Data supplied
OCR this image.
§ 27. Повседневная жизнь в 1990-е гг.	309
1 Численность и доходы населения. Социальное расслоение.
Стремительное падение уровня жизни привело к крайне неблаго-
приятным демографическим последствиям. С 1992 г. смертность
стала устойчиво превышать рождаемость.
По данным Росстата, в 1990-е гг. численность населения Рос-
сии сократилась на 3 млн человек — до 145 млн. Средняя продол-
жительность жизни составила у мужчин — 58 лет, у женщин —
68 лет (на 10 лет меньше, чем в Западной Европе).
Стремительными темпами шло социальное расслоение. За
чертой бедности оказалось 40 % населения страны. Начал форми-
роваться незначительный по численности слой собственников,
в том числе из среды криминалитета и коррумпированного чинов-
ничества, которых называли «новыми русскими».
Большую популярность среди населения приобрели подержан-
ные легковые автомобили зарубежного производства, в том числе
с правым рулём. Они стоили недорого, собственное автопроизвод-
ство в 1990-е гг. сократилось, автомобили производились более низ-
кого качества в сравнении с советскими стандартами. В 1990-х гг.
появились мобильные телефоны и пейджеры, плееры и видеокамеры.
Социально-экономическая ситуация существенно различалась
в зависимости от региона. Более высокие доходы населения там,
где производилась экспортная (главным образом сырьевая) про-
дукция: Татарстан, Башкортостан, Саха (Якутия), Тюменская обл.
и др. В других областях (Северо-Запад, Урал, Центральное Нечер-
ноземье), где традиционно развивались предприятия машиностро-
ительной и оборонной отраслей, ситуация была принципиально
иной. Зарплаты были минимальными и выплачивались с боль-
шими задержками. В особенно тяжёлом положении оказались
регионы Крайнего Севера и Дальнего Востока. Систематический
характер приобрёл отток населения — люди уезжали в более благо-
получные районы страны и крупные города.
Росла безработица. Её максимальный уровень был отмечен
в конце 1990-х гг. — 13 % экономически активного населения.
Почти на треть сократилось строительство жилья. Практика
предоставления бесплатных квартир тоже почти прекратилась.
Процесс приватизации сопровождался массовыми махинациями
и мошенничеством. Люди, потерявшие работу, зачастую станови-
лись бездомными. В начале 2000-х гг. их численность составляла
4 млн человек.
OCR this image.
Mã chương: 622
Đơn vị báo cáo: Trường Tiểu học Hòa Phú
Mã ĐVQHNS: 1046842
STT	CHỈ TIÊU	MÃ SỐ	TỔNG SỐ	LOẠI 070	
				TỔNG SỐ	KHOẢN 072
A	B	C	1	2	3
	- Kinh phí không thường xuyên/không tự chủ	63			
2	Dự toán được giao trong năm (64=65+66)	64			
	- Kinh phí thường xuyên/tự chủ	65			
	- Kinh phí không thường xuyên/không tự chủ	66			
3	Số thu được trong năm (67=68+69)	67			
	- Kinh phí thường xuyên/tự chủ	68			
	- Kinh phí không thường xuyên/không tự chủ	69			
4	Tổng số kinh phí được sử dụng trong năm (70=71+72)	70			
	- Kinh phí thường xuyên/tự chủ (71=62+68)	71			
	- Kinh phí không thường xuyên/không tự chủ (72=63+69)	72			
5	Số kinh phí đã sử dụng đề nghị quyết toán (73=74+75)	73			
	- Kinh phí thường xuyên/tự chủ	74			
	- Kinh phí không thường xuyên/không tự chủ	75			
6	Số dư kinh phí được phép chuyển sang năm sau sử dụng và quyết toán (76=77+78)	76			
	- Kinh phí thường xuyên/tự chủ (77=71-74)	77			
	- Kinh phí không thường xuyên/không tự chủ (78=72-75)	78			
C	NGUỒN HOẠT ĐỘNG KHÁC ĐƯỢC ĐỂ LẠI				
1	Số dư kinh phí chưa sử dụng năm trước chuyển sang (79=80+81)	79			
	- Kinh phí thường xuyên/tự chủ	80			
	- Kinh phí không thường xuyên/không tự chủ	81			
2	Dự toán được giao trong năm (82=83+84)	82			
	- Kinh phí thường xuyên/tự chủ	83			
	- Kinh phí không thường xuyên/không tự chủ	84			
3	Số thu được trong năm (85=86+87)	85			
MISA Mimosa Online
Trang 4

Written request
Write out each line of the data above again, exactly as given.

Task output
OCR this image.
§ 27. Повседневная жизнь в 1990-е гг.	309
1 Численность и доходы населения. Социальное расслоение.
Стремительное падение уровня жизни привело к крайне неблаго-
приятным демографическим последствиям. С 1992 г. смертность
стала устойчиво превышать рождаемость.
По данным Росстата, в 1990-е гг. численность населения Рос-
сии сократилась на 3 млн человек — до 145 млн. Средняя продол-
жительность жизни составила у мужчин — 58 лет, у женщин —
68 лет (на 10 лет меньше, чем в Западной Европе).
Стремительными темпами шло социальное расслоение. За
чертой бедности оказалось 40 % населения страны. Начал форми-
роваться незначительный по численности слой собственников,
в том числе из среды криминалитета и коррумпированного чинов-
ничества, которых называли «новыми русскими».
Большую популярность среди населения приобрели подержан-
ные легковые автомобили зарубежного производства, в том числе
с правым рулём. Они стоили недорого, собственное автопроизвод-
ство в 1990-е гг. сократилось, автомобили производились более низ-
кого качества в сравнении с советскими стандартами. В 1990-х гг.
появились мобильные телефоны и пейджеры, плееры и видеокамеры.
Социально-экономическая ситуация существенно различалась
в зависимости от региона. Более высокие доходы населения там,
где производилась экспортная (главным образом сырьевая) про-
дукция: Татарстан, Башкортостан, Саха (Якутия), Тюменская обл.
и др. В других областях (Северо-Запад, Урал, Центральное Нечер-
ноземье), где традиционно развивались предприятия машиностро-
ительной и оборонной отраслей, ситуация была принципиально
иной. Зарплаты были минимальными и выплачивались с боль-
шими задержками. В особенно тяжёлом положении оказались
регионы Крайнего Севера и Дальнего Востока. Систематический
характер приобрёл отток населения — люди уезжали в более благо-
получные районы страны и крупные города.
Росла безработица. Её максимальный уровень был отмечен
в конце 1990-х гг. — 13 % экономически активного населения.
Почти на треть сократилось строительство жилья. Практика
предоставления бесплатных квартир тоже почти прекратилась.
Процесс приватизации сопровождался массовыми махинациями
и мошенничеством. Люди, потерявшие работу, зачастую станови-
лись бездомными. В начале 2000-х гг. их численность составляла
4 млн человек.
OCR this image.
Mã chương: 622
Đơn vị báo cáo: Trường Tiểu học Hòa Phú
Mã ĐVQHNS: 1046842
STT	CHỈ TIÊU	MÃ SỐ	TỔNG SỐ	LOẠI 070	
				TỔNG SỐ	KHOẢN 072
A	B	C	1	2	3
	- Kinh phí không thường xuyên/không tự chủ	63			
2	Dự toán được giao trong năm (64=65+66)	64			
	- Kinh phí thường xuyên/tự chủ	65			
	- Kinh phí không thường xuyên/không tự chủ	66			
3	Số thu được trong năm (67=68+69)	67			
	- Kinh phí thường xuyên/tự chủ	68			
	- Kinh phí không thường xuyên/không tự chủ	69			
4	Tổng số kinh phí được sử dụng trong năm (70=71+72)	70			
	- Kinh phí thường xuyên/tự chủ (71=62+68)	71			
	- Kinh phí không thường xuyên/không tự chủ (72=63+69)	72			
5	Số kinh phí đã sử dụng đề nghị quyết toán (73=74+75)	73			
	- Kinh phí thường xuyên/tự chủ	74			
	- Kinh phí không thường xuyên/không tự chủ	75			
6	Số dư kinh phí được phép chuyển sang năm sau sử dụng và quyết toán (76=77+78)	76			
	- Kinh phí thường xuyên/tự chủ (77=71-74)	77			
	- Kinh phí không thường xuyên/không tự chủ (78=72-75)	78			
C	NGUỒN HOẠT ĐỘNG KHÁC ĐƯỢC ĐỂ LẠI				
1	Số dư kinh phí chưa sử dụng năm trước chuyển sang (79=80+81)	79			
	- Kinh phí thường xuyên/tự chủ	80			
	- Kinh phí không thường xuyên/không tự chủ	81			
2	Dự toán được giao trong năm (82=83+84)	82			
	- Kinh phí thường xuyên/tự chủ	83			
	- Kinh phí không thường xuyên/không tự chủ	84			
3	Số thu được trong năm (85=86+87)	85			
MISA Mimosa Online
Trang 4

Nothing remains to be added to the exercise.